> **What you have to do**:
Continue the article on Western arms sales supporting the Saudi war in Yemen, picking up after its last sentence.

> **Document extract**:
■ ■ ■ ■ ■

Despite Global Outrage, U.S. Still Arming Brutal Saudi War On Yemen

The West keeps arming Saudi Arabia in its devastating war on Yemen, despite thousands of dead and the outcry of human rights groups worldwide.

A UNICEF report issued on Apr. 1 suggested that nearly 10,000 people have been killed in Yemen since Saudi Arabia and a group of allied nations began the attacks in March 2015.

The report also suggested about 320,000 children are on the brink of starvation and documented the toll on the country’s infrastructure, including 51 attacks on schools or other learning facilities, 63 hospitals or other healthcare facilities destroyed, and "services and infrastructure in Yemen are on the verge of total collapse."

"Nearly one-third of all civilian casualties are children," noted AntiMedia’s Claire Bernish in her analysis of the report.

■ ■ ■ ■ ■

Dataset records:

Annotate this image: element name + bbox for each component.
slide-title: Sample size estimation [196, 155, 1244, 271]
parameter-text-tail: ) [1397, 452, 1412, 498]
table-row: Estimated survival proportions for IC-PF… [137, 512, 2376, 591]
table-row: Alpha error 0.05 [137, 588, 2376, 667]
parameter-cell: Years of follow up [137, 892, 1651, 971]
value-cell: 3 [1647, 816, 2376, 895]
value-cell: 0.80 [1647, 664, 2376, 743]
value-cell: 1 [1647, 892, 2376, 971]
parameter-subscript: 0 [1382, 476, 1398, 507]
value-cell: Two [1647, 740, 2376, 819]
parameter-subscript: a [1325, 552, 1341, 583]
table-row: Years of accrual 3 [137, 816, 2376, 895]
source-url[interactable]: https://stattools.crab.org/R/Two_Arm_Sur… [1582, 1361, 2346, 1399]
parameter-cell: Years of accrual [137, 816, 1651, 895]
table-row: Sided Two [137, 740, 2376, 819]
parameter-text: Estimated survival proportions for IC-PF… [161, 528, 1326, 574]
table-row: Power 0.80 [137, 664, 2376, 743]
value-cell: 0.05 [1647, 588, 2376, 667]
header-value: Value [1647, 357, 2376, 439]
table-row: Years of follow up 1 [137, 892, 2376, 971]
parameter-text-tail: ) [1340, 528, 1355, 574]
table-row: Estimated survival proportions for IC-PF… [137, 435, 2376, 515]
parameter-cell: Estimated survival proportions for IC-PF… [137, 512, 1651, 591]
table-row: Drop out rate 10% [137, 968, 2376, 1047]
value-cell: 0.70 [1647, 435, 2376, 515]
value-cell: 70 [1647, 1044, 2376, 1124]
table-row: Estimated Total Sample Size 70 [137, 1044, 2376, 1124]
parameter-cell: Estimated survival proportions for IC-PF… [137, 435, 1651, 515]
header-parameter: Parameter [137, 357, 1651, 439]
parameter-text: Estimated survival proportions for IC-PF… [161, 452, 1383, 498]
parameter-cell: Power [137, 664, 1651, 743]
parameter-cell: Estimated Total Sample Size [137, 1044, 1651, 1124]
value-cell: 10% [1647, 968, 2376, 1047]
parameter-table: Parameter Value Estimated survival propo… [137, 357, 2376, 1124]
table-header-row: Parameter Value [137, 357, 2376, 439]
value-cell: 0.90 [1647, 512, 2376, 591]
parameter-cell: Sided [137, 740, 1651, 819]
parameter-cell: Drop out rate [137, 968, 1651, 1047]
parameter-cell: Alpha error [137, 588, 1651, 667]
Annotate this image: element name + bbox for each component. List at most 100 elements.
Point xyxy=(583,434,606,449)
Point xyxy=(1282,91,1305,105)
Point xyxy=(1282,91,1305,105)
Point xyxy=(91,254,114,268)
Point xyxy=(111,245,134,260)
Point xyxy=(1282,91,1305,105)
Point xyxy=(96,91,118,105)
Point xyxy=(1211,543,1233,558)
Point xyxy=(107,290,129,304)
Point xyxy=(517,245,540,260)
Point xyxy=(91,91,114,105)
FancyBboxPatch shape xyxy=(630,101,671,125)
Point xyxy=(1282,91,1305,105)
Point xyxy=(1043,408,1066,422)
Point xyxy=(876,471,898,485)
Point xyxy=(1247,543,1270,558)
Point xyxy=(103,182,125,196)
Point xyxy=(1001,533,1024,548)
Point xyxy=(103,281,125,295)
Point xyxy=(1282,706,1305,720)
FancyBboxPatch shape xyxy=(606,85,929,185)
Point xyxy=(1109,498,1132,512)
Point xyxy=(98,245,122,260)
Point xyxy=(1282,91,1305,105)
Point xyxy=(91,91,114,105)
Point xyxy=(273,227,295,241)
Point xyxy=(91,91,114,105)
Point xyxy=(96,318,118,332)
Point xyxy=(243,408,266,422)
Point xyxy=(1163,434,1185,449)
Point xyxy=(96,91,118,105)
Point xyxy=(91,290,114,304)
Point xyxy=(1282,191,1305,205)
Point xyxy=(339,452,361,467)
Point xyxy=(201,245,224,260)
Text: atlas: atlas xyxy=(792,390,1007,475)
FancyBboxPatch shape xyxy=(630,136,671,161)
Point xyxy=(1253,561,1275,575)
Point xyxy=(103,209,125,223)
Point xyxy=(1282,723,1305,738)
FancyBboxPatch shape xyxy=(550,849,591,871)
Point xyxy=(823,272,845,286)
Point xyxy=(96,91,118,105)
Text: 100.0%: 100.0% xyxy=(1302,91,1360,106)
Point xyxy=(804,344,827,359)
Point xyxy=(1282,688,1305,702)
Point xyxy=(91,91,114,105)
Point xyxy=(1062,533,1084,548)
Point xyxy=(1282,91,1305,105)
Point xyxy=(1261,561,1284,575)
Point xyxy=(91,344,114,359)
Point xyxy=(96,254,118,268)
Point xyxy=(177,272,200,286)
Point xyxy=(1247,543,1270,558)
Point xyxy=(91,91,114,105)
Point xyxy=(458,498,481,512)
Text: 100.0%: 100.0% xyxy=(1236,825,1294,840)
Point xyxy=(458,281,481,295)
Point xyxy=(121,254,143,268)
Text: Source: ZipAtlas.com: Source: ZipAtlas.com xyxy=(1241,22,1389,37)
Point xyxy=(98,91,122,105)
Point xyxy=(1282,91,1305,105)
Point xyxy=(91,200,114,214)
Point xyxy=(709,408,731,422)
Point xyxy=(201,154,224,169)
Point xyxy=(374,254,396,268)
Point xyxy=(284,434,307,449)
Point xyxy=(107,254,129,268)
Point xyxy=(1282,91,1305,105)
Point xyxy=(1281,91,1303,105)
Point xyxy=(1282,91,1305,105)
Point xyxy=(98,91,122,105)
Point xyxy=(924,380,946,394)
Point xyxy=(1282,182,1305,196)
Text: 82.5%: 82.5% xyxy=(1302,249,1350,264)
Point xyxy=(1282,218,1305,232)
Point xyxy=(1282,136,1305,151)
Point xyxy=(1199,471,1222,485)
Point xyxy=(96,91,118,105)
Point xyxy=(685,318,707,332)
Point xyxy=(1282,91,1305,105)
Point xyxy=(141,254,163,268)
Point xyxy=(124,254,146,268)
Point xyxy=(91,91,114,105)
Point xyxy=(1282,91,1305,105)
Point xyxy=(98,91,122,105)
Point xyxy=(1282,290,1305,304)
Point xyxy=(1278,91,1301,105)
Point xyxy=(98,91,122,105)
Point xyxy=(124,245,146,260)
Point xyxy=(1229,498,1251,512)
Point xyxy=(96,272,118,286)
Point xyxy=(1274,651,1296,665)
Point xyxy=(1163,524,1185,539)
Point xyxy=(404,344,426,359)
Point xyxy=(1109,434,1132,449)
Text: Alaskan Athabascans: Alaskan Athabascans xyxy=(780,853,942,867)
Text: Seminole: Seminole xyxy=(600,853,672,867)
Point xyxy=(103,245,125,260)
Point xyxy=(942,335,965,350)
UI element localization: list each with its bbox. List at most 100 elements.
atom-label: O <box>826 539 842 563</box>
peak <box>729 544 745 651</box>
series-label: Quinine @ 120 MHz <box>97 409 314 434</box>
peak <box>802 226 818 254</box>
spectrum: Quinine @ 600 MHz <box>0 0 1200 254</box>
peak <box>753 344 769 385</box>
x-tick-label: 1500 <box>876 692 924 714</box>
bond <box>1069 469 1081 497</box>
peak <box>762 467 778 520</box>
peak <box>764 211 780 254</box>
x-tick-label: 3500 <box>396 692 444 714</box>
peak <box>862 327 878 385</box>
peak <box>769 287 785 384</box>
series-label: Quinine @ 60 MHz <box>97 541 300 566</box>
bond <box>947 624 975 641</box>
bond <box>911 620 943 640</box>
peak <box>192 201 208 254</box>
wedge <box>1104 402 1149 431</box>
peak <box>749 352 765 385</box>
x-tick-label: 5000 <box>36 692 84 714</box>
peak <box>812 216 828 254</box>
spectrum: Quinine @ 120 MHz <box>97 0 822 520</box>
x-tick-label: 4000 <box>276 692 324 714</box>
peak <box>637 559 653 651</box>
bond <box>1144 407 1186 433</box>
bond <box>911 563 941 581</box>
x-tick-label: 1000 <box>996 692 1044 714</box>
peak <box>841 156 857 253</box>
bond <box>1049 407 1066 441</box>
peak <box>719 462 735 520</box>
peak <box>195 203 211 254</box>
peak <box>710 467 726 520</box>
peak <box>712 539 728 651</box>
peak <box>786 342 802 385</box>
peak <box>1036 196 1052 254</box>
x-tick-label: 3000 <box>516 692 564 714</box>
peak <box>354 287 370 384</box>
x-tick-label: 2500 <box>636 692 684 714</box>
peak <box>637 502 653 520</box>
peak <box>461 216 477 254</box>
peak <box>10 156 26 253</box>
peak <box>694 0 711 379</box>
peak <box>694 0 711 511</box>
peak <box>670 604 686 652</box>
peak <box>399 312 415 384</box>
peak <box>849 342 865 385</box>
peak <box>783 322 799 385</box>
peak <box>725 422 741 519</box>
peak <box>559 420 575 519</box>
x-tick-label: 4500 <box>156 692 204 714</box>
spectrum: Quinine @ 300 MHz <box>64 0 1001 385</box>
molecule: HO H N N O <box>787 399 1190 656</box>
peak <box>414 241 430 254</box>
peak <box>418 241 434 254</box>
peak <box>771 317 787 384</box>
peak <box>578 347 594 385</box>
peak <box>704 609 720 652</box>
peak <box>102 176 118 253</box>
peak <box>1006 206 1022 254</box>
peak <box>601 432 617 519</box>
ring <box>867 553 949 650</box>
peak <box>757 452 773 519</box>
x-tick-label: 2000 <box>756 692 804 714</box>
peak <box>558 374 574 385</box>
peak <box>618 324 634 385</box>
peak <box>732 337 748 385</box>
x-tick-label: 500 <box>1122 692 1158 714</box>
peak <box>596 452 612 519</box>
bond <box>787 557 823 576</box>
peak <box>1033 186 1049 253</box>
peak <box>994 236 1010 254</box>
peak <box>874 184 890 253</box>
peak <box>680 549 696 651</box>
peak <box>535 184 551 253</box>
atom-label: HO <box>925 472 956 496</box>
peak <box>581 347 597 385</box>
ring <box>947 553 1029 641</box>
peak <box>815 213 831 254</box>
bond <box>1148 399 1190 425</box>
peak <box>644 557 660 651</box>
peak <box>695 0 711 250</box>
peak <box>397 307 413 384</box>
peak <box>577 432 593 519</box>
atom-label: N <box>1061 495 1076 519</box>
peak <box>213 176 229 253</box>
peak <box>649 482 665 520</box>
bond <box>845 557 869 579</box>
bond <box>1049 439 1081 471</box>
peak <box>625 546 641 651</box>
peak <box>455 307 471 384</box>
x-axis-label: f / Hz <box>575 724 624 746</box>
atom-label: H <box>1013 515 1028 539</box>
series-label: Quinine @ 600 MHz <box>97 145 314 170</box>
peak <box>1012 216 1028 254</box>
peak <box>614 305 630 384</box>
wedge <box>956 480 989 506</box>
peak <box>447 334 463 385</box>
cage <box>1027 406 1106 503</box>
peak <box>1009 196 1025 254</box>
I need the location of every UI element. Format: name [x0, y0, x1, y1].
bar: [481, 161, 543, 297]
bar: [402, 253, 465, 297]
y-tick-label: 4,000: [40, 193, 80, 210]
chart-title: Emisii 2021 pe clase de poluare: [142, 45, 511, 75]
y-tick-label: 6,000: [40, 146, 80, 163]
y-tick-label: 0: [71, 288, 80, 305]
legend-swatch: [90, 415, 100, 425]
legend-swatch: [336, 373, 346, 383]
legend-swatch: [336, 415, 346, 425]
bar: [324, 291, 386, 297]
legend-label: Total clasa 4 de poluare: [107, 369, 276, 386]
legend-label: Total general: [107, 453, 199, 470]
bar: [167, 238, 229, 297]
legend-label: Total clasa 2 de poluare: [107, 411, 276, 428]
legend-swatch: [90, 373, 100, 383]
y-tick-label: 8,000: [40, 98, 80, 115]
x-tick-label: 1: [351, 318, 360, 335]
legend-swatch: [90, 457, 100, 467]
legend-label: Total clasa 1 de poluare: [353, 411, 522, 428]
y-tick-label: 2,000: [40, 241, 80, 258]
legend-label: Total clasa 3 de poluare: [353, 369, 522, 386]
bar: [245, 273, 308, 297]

■ ■ ■ ■ ■

> **Written answer**:
In a Mar. 25 investigation of the conflict by Foreign Policy, Rasha Mohamed and Rawan Shaif reported that, one year into the conflict, "it still remains unclear who is winning the war" but what is clear is that "wanton disregard for the lives of civilians continues unabated."

Despite the body count, the United States, England and France continue to supply arms to the Gulf Kingdom.

"Since November 2013, the U.S. Defense Department has authorized more than $35.7 billion in major arms deals to Saudi Arabia. This includes the announcement of a $1.29 billion U.S. arms sale to Saudi Arabia in November 2015 that will supply Riyadh with 18,440 bombs and 1,500 warheads," Mohamed and Shaif reported.

The U.K., meanwhile, provided, "$9 billion worth of weaponry to Saudi Arabia, including nearly $4 billion since airstrikes on Yemen began, according to the Campaign Against Arms Trade, a London-based NGO."

Opposition to the attacks began almost immediately after the Saudi-led bombing campaign began, with thousands taking the streets in Sanaa last April. Human rights groups soon joined the outcry, ranging from Amnesty International to regional groups like Mona Relief Organization, an NGO based in Yemen.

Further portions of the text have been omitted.